>> start Entries provided
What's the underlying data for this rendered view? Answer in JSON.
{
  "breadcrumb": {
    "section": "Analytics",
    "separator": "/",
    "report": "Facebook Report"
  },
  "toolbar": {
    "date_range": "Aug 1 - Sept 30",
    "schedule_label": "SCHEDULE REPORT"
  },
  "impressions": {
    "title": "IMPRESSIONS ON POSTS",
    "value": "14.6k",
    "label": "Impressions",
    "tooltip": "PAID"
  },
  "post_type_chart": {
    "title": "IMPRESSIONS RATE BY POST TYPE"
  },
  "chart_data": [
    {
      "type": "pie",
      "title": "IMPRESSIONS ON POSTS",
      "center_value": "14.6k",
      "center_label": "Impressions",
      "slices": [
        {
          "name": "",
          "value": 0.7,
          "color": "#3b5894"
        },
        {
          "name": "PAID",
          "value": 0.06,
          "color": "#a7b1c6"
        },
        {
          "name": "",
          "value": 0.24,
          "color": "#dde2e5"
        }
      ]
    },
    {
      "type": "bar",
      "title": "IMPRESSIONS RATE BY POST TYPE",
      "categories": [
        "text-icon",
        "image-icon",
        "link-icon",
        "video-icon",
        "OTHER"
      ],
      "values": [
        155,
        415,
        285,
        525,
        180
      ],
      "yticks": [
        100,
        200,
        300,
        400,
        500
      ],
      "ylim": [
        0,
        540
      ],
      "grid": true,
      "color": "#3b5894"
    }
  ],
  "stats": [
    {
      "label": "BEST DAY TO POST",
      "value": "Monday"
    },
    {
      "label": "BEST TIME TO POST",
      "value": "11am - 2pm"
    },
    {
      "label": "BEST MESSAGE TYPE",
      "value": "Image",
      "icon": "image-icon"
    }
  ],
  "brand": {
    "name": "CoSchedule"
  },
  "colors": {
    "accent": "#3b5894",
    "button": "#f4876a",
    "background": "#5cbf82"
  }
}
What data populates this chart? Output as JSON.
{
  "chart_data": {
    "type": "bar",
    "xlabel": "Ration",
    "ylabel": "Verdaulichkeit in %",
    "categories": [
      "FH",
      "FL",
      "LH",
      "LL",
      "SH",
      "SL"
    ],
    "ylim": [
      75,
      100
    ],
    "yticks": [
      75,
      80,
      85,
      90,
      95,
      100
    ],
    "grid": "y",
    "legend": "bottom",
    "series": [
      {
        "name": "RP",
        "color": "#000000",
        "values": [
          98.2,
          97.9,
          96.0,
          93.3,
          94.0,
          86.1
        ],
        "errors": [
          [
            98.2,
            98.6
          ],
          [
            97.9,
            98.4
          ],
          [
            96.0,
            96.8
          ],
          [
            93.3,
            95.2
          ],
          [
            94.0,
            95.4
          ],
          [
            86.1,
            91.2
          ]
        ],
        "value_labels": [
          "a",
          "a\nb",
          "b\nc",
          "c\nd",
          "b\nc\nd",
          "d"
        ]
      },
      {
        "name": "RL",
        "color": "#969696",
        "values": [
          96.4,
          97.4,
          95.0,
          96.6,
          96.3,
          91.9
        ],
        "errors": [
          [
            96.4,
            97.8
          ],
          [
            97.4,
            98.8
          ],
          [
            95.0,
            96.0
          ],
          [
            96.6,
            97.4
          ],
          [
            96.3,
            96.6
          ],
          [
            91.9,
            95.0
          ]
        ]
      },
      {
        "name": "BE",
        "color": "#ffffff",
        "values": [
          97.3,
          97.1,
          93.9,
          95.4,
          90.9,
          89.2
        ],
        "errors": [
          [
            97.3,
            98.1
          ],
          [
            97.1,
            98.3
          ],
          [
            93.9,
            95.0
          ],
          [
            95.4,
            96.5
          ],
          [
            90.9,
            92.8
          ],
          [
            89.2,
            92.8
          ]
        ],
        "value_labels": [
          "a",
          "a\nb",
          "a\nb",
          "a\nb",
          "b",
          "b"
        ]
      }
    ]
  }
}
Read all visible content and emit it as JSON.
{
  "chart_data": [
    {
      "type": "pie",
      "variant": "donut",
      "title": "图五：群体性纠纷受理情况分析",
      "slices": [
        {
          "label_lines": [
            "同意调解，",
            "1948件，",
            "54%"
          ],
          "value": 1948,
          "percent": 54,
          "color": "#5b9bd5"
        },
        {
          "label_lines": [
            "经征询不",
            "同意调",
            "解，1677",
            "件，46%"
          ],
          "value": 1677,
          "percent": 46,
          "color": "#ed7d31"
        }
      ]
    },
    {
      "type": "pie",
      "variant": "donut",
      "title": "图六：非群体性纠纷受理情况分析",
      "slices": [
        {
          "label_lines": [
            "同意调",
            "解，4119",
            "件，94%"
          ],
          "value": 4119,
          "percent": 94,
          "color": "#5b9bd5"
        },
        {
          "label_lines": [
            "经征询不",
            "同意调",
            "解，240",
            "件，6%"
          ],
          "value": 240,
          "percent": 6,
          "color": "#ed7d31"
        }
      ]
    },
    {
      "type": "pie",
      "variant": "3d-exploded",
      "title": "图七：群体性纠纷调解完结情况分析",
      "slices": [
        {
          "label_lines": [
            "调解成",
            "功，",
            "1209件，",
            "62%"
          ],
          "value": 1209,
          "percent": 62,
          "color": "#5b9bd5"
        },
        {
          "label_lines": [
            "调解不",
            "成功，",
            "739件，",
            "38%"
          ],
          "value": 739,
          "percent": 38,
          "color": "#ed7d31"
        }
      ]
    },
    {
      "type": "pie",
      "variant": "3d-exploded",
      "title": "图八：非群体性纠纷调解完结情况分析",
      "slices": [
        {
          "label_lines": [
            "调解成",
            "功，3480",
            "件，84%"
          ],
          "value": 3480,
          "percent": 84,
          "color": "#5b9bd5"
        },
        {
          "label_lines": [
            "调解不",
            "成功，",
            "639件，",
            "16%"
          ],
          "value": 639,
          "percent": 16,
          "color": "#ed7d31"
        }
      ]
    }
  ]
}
>> end Entries provided
How many lines in these records hold the string "icon"? Reply with the number alone.

_Output of the exercise_
5